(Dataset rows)
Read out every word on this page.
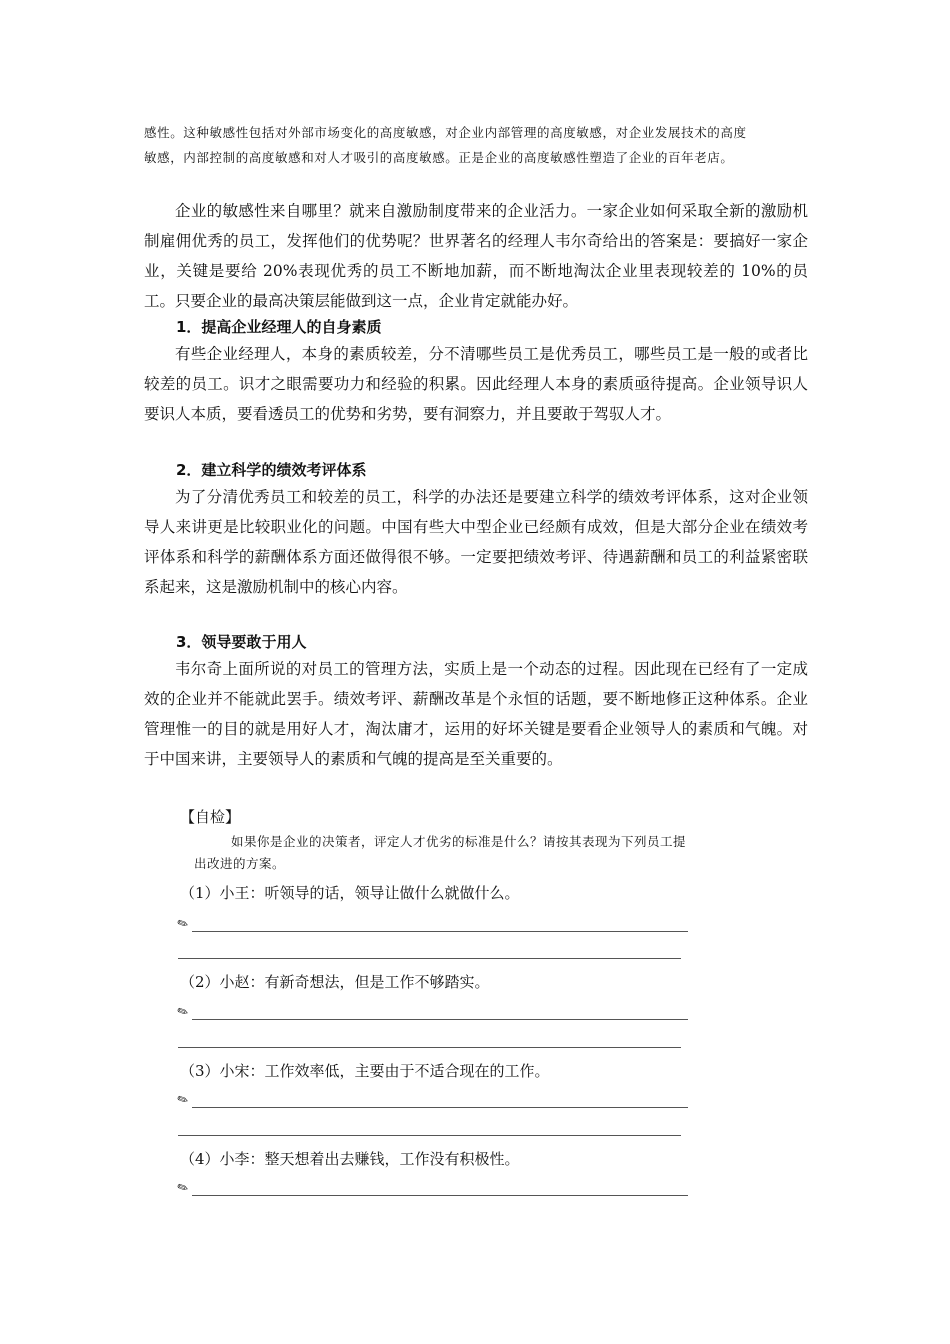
感性。这种敏感性包括对外部市场变化的高度敏感，对企业内部管理的高度敏感，对企业发展技术的高度
敏感，内部控制的高度敏感和对人才吸引的高度敏感。正是企业的高度敏感性塑造了企业的百年老店。
企业的敏感性来自哪里？就来自激励制度带来的企业活力。一家企业如何采取全新的激励机制雇佣优秀的员工，发挥他们的优势呢？世界著名的经理人韦尔奇给出的答案是：要搞好一家企业，关键是要给 20%表现优秀的员工不断地加薪，而不断地淘汰企业里表现较差的 10%的员工。只要企业的最高决策层能做到这一点，企业肯定就能办好。
1．提高企业经理人的自身素质
有些企业经理人，本身的素质较差，分不清哪些员工是优秀员工，哪些员工是一般的或者比较差的员工。识才之眼需要功力和经验的积累。因此经理人本身的素质亟待提高。企业领导识人要识人本质，要看透员工的优势和劣势，要有洞察力，并且要敢于驾驭人才。
2．建立科学的绩效考评体系
为了分清优秀员工和较差的员工，科学的办法还是要建立科学的绩效考评体系，这对企业领导人来讲更是比较职业化的问题。中国有些大中型企业已经颇有成效，但是大部分企业在绩效考评体系和科学的薪酬体系方面还做得很不够。一定要把绩效考评、待遇薪酬和员工的利益紧密联系起来，这是激励机制中的核心内容。
3．领导要敢于用人
韦尔奇上面所说的对员工的管理方法，实质上是一个动态的过程。因此现在已经有了一定成效的企业并不能就此罢手。绩效考评、薪酬改革是个永恒的话题，要不断地修正这种体系。企业管理惟一的目的就是用好人才，淘汰庸才，运用的好坏关键是要看企业领导人的素质和气魄。对于中国来讲，主要领导人的素质和气魄的提高是至关重要的。
【自检】
如果你是企业的决策者，评定人才优劣的标准是什么？请按其表现为下列员工提
出改进的方案。
（1）小王：听领导的话，领导让做什么就做什么。
✎
（2）小赵：有新奇想法，但是工作不够踏实。
✎
（3）小宋：工作效率低，主要由于不适合现在的工作。
✎
（4）小李：整天想着出去赚钱，工作没有积极性。
✎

▸ Problem:
Every record gets retyped exactly; no picture goes into the copy.

▸ Result of the exercise:
Read out every word on this page.
感性。这种敏感性包括对外部市场变化的高度敏感，对企业内部管理的高度敏感，对企业发展技术的高度
敏感，内部控制的高度敏感和对人才吸引的高度敏感。正是企业的高度敏感性塑造了企业的百年老店。
企业的敏感性来自哪里？就来自激励制度带来的企业活力。一家企业如何采取全新的激励机制雇佣优秀的员工，发挥他们的优势呢？世界著名的经理人韦尔奇给出的答案是：要搞好一家企业，关键是要给 20%表现优秀的员工不断地加薪，而不断地淘汰企业里表现较差的 10%的员工。只要企业的最高决策层能做到这一点，企业肯定就能办好。
1．提高企业经理人的自身素质
有些企业经理人，本身的素质较差，分不清哪些员工是优秀员工，哪些员工是一般的或者比较差的员工。识才之眼需要功力和经验的积累。因此经理人本身的素质亟待提高。企业领导识人要识人本质，要看透员工的优势和劣势，要有洞察力，并且要敢于驾驭人才。
2．建立科学的绩效考评体系
为了分清优秀员工和较差的员工，科学的办法还是要建立科学的绩效考评体系，这对企业领导人来讲更是比较职业化的问题。中国有些大中型企业已经颇有成效，但是大部分企业在绩效考评体系和科学的薪酬体系方面还做得很不够。一定要把绩效考评、待遇薪酬和员工的利益紧密联系起来，这是激励机制中的核心内容。
3．领导要敢于用人
韦尔奇上面所说的对员工的管理方法，实质上是一个动态的过程。因此现在已经有了一定成效的企业并不能就此罢手。绩效考评、薪酬改革是个永恒的话题，要不断地修正这种体系。企业管理惟一的目的就是用好人才，淘汰庸才，运用的好坏关键是要看企业领导人的素质和气魄。对于中国来讲，主要领导人的素质和气魄的提高是至关重要的。
【自检】
如果你是企业的决策者，评定人才优劣的标准是什么？请按其表现为下列员工提
出改进的方案。
（1）小王：听领导的话，领导让做什么就做什么。
✎
（2）小赵：有新奇想法，但是工作不够踏实。
✎
（3）小宋：工作效率低，主要由于不适合现在的工作。
✎
（4）小李：整天想着出去赚钱，工作没有积极性。
✎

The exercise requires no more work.